*Problem requirements*.
Reproduce every line in the listing that contains the word "两个导电零件之间".

*Input data*.
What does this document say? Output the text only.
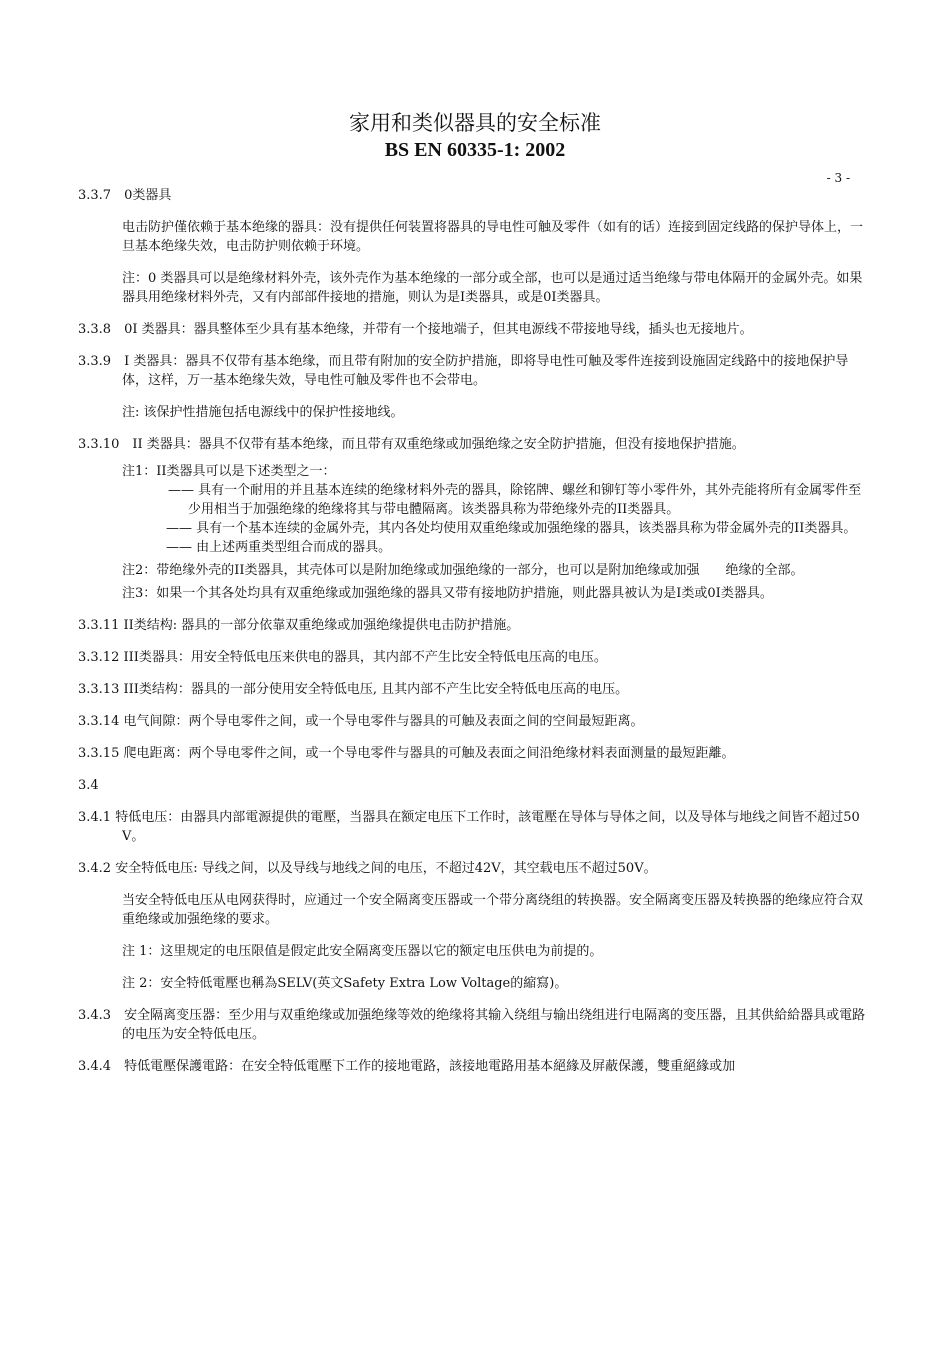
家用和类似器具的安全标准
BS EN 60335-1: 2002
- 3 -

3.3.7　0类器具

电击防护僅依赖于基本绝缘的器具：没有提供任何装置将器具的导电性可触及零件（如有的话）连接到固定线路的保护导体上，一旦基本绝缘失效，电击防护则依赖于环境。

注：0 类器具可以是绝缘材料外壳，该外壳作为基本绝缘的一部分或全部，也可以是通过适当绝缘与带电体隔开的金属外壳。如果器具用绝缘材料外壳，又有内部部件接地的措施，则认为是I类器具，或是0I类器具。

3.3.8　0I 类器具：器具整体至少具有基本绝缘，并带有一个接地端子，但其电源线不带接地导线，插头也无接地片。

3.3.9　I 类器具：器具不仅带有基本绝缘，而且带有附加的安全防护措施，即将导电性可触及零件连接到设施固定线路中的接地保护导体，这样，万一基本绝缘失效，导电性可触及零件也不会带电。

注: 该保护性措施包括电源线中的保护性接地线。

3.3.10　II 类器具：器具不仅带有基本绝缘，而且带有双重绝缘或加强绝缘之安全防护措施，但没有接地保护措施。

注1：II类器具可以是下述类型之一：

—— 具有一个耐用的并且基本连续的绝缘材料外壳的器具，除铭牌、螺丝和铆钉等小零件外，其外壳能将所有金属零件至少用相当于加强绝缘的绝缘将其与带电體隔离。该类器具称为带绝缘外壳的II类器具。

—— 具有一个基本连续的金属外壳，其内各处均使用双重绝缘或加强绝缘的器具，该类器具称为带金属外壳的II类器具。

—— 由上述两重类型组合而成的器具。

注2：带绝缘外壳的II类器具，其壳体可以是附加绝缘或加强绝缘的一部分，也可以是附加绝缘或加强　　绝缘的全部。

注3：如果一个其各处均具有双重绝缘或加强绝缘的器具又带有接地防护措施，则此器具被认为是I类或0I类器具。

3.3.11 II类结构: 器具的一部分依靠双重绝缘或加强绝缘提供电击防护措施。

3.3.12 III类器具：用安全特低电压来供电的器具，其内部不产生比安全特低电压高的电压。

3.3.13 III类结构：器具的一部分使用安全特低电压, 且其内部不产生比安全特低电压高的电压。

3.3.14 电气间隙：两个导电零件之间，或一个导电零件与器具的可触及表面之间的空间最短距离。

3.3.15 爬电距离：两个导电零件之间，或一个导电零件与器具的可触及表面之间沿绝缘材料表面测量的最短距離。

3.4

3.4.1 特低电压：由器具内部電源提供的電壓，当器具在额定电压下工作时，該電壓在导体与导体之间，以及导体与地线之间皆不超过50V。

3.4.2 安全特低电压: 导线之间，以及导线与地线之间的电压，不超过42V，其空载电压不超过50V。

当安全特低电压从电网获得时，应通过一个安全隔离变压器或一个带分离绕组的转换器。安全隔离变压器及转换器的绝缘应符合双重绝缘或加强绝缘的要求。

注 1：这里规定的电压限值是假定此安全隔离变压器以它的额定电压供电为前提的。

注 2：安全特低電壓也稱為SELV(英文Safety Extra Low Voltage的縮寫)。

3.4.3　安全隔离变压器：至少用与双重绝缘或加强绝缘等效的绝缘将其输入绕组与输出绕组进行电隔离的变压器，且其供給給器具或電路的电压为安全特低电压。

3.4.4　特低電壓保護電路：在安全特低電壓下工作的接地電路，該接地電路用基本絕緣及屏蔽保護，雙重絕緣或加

*Output for this exercise*.
3.3.14 电气间隙：两个导电零件之间，或一个导电零件与器具的可触及表面之间的空间最短距离。
3.3.15 爬电距离：两个导电零件之间，或一个导电零件与器具的可触及表面之间沿绝缘材料表面测量的最短距離。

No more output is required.